(Set exercise)
Give every line back verbatim, dropping all images.

(Input data)
::::

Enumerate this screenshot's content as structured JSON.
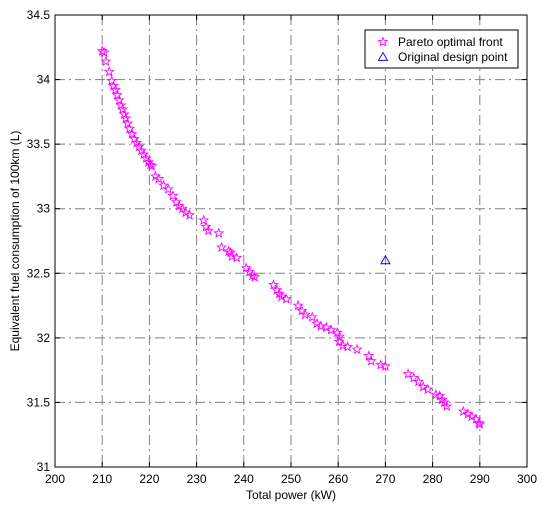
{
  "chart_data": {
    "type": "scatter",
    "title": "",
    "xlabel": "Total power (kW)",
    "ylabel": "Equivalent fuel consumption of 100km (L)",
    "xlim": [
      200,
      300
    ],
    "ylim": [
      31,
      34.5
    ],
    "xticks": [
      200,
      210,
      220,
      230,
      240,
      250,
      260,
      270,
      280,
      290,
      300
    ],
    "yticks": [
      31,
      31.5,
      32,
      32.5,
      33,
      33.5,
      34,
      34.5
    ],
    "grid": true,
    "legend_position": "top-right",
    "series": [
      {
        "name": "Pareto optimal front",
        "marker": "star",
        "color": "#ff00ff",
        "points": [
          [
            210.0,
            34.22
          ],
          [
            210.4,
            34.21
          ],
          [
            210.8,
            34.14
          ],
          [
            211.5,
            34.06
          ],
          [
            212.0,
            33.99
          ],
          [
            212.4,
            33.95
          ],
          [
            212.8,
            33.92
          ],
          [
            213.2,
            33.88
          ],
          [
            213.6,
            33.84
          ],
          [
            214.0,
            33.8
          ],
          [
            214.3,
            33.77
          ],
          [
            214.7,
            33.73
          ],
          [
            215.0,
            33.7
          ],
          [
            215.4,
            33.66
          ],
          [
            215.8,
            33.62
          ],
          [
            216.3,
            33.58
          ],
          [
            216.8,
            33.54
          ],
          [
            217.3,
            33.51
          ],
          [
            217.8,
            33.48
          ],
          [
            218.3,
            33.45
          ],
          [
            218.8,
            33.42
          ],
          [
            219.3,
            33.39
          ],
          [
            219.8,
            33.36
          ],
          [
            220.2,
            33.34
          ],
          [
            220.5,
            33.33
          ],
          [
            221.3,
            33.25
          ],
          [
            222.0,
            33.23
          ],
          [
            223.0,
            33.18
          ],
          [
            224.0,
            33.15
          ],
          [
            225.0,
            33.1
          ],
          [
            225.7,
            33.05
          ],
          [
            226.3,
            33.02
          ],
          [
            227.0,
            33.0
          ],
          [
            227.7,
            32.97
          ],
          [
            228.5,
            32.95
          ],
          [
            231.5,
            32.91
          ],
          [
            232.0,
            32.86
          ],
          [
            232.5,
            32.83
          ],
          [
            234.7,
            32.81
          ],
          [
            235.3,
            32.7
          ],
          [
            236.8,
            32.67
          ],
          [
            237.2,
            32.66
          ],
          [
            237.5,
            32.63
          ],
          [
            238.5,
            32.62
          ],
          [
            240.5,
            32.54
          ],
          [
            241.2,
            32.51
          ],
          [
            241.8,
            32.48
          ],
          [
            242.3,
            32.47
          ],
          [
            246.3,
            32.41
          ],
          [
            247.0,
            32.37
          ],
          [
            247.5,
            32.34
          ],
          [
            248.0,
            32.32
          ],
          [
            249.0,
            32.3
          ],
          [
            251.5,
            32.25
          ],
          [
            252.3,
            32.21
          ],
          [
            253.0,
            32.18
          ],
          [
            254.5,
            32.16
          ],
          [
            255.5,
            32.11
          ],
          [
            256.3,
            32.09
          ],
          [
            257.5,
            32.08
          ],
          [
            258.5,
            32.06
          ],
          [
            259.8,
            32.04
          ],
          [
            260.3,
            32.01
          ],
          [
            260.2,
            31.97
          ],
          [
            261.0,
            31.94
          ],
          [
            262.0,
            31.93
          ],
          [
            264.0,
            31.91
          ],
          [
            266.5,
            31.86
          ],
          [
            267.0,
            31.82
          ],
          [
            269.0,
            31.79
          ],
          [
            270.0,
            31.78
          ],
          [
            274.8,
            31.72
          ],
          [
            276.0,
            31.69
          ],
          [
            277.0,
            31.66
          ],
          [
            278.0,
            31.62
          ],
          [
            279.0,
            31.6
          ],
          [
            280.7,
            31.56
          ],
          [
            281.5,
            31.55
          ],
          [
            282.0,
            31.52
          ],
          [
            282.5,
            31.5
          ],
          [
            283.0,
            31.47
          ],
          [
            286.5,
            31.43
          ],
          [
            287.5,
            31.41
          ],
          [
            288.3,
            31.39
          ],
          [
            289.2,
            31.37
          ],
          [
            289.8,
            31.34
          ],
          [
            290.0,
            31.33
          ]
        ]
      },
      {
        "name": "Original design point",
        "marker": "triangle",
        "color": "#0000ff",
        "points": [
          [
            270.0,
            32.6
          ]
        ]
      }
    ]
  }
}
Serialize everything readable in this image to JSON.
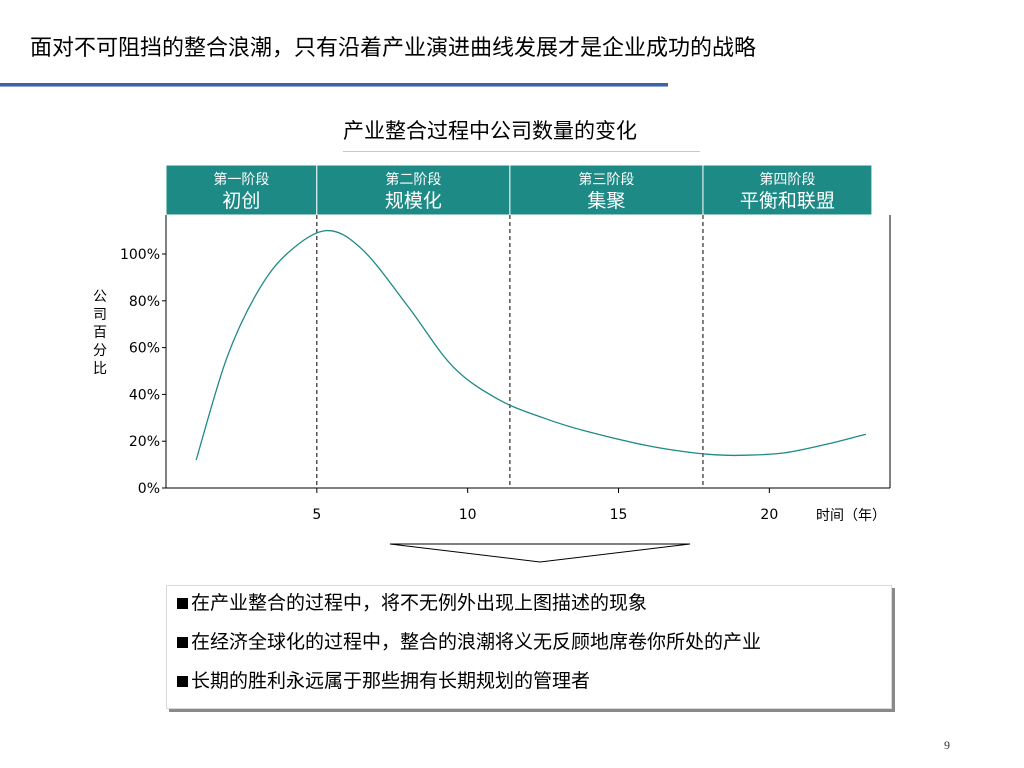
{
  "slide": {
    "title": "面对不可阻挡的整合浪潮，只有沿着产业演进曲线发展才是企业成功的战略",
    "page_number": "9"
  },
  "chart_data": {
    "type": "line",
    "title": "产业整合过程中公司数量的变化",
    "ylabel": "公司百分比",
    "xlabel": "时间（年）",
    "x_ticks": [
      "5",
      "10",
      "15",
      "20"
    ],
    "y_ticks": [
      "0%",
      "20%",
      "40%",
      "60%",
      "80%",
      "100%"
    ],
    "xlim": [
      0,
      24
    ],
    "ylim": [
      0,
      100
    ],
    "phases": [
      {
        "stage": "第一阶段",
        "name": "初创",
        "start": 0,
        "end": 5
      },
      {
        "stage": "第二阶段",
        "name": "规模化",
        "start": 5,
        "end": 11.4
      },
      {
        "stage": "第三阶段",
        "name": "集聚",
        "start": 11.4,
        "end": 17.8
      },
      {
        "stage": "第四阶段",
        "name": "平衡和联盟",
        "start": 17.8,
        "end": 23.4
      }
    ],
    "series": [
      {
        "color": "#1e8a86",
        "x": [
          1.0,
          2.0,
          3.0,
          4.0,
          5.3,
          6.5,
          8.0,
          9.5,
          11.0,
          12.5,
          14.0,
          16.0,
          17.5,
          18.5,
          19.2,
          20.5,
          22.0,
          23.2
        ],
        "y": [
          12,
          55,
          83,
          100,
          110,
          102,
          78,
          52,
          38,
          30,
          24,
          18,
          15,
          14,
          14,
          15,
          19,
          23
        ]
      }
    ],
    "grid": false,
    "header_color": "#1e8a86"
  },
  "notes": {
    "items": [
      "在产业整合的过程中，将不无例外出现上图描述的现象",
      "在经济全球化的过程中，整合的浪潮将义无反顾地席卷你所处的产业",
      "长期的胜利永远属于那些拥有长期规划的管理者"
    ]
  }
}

::::

(Output for this task)
Enumerate this screenshot's content as structured JSON.
{
  "chart_data": {
    "type": "scatter",
    "title": "",
    "xlabel": "Total power (kW)",
    "ylabel": "Equivalent fuel consumption of 100km (L)",
    "xlim": [
      200,
      300
    ],
    "ylim": [
      31,
      34.5
    ],
    "xticks": [
      200,
      210,
      220,
      230,
      240,
      250,
      260,
      270,
      280,
      290,
      300
    ],
    "yticks": [
      31,
      31.5,
      32,
      32.5,
      33,
      33.5,
      34,
      34.5
    ],
    "grid": true,
    "legend_position": "top-right",
    "series": [
      {
        "name": "Pareto optimal front",
        "marker": "star",
        "color": "#ff00ff",
        "points": [
          [
            210.0,
            34.22
          ],
          [
            210.4,
            34.21
          ],
          [
            210.8,
            34.14
          ],
          [
            211.5,
            34.06
          ],
          [
            212.0,
            33.99
          ],
          [
            212.4,
            33.95
          ],
          [
            212.8,
            33.92
          ],
          [
            213.2,
            33.88
          ],
          [
            213.6,
            33.84
          ],
          [
            214.0,
            33.8
          ],
          [
            214.3,
            33.77
          ],
          [
            214.7,
            33.73
          ],
          [
            215.0,
            33.7
          ],
          [
            215.4,
            33.66
          ],
          [
            215.8,
            33.62
          ],
          [
            216.3,
            33.58
          ],
          [
            216.8,
            33.54
          ],
          [
            217.3,
            33.51
          ],
          [
            217.8,
            33.48
          ],
          [
            218.3,
            33.45
          ],
          [
            218.8,
            33.42
          ],
          [
            219.3,
            33.39
          ],
          [
            219.8,
            33.36
          ],
          [
            220.2,
            33.34
          ],
          [
            220.5,
            33.33
          ],
          [
            221.3,
            33.25
          ],
          [
            222.0,
            33.23
          ],
          [
            223.0,
            33.18
          ],
          [
            224.0,
            33.15
          ],
          [
            225.0,
            33.1
          ],
          [
            225.7,
            33.05
          ],
          [
            226.3,
            33.02
          ],
          [
            227.0,
            33.0
          ],
          [
            227.7,
            32.97
          ],
          [
            228.5,
            32.95
          ],
          [
            231.5,
            32.91
          ],
          [
            232.0,
            32.86
          ],
          [
            232.5,
            32.83
          ],
          [
            234.7,
            32.81
          ],
          [
            235.3,
            32.7
          ],
          [
            236.8,
            32.67
          ],
          [
            237.2,
            32.66
          ],
          [
            237.5,
            32.63
          ],
          [
            238.5,
            32.62
          ],
          [
            240.5,
            32.54
          ],
          [
            241.2,
            32.51
          ],
          [
            241.8,
            32.48
          ],
          [
            242.3,
            32.47
          ],
          [
            246.3,
            32.41
          ],
          [
            247.0,
            32.37
          ],
          [
            247.5,
            32.34
          ],
          [
            248.0,
            32.32
          ],
          [
            249.0,
            32.3
          ],
          [
            251.5,
            32.25
          ],
          [
            252.3,
            32.21
          ],
          [
            253.0,
            32.18
          ],
          [
            254.5,
            32.16
          ],
          [
            255.5,
            32.11
          ],
          [
            256.3,
            32.09
          ],
          [
            257.5,
            32.08
          ],
          [
            258.5,
            32.06
          ],
          [
            259.8,
            32.04
          ],
          [
            260.3,
            32.01
          ],
          [
            260.2,
            31.97
          ],
          [
            261.0,
            31.94
          ],
          [
            262.0,
            31.93
          ],
          [
            264.0,
            31.91
          ],
          [
            266.5,
            31.86
          ],
          [
            267.0,
            31.82
          ],
          [
            269.0,
            31.79
          ],
          [
            270.0,
            31.78
          ],
          [
            274.8,
            31.72
          ],
          [
            276.0,
            31.69
          ],
          [
            277.0,
            31.66
          ],
          [
            278.0,
            31.62
          ],
          [
            279.0,
            31.6
          ],
          [
            280.7,
            31.56
          ],
          [
            281.5,
            31.55
          ],
          [
            282.0,
            31.52
          ],
          [
            282.5,
            31.5
          ],
          [
            283.0,
            31.47
          ],
          [
            286.5,
            31.43
          ],
          [
            287.5,
            31.41
          ],
          [
            288.3,
            31.39
          ],
          [
            289.2,
            31.37
          ],
          [
            289.8,
            31.34
          ],
          [
            290.0,
            31.33
          ]
        ]
      },
      {
        "name": "Original design point",
        "marker": "triangle",
        "color": "#0000ff",
        "points": [
          [
            270.0,
            32.6
          ]
        ]
      }
    ]
  }
}
Serialize everything readable in this image to JSON.
{
  "slide": {
    "title": "面对不可阻挡的整合浪潮，只有沿着产业演进曲线发展才是企业成功的战略",
    "page_number": "9"
  },
  "chart_data": {
    "type": "line",
    "title": "产业整合过程中公司数量的变化",
    "ylabel": "公司百分比",
    "xlabel": "时间（年）",
    "x_ticks": [
      "5",
      "10",
      "15",
      "20"
    ],
    "y_ticks": [
      "0%",
      "20%",
      "40%",
      "60%",
      "80%",
      "100%"
    ],
    "xlim": [
      0,
      24
    ],
    "ylim": [
      0,
      100
    ],
    "phases": [
      {
        "stage": "第一阶段",
        "name": "初创",
        "start": 0,
        "end": 5
      },
      {
        "stage": "第二阶段",
        "name": "规模化",
        "start": 5,
        "end": 11.4
      },
      {
        "stage": "第三阶段",
        "name": "集聚",
        "start": 11.4,
        "end": 17.8
      },
      {
        "stage": "第四阶段",
        "name": "平衡和联盟",
        "start": 17.8,
        "end": 23.4
      }
    ],
    "series": [
      {
        "color": "#1e8a86",
        "x": [
          1.0,
          2.0,
          3.0,
          4.0,
          5.3,
          6.5,
          8.0,
          9.5,
          11.0,
          12.5,
          14.0,
          16.0,
          17.5,
          18.5,
          19.2,
          20.5,
          22.0,
          23.2
        ],
        "y": [
          12,
          55,
          83,
          100,
          110,
          102,
          78,
          52,
          38,
          30,
          24,
          18,
          15,
          14,
          14,
          15,
          19,
          23
        ]
      }
    ],
    "grid": false,
    "header_color": "#1e8a86"
  },
  "notes": {
    "items": [
      "在产业整合的过程中，将不无例外出现上图描述的现象",
      "在经济全球化的过程中，整合的浪潮将义无反顾地席卷你所处的产业",
      "长期的胜利永远属于那些拥有长期规划的管理者"
    ]
  }
}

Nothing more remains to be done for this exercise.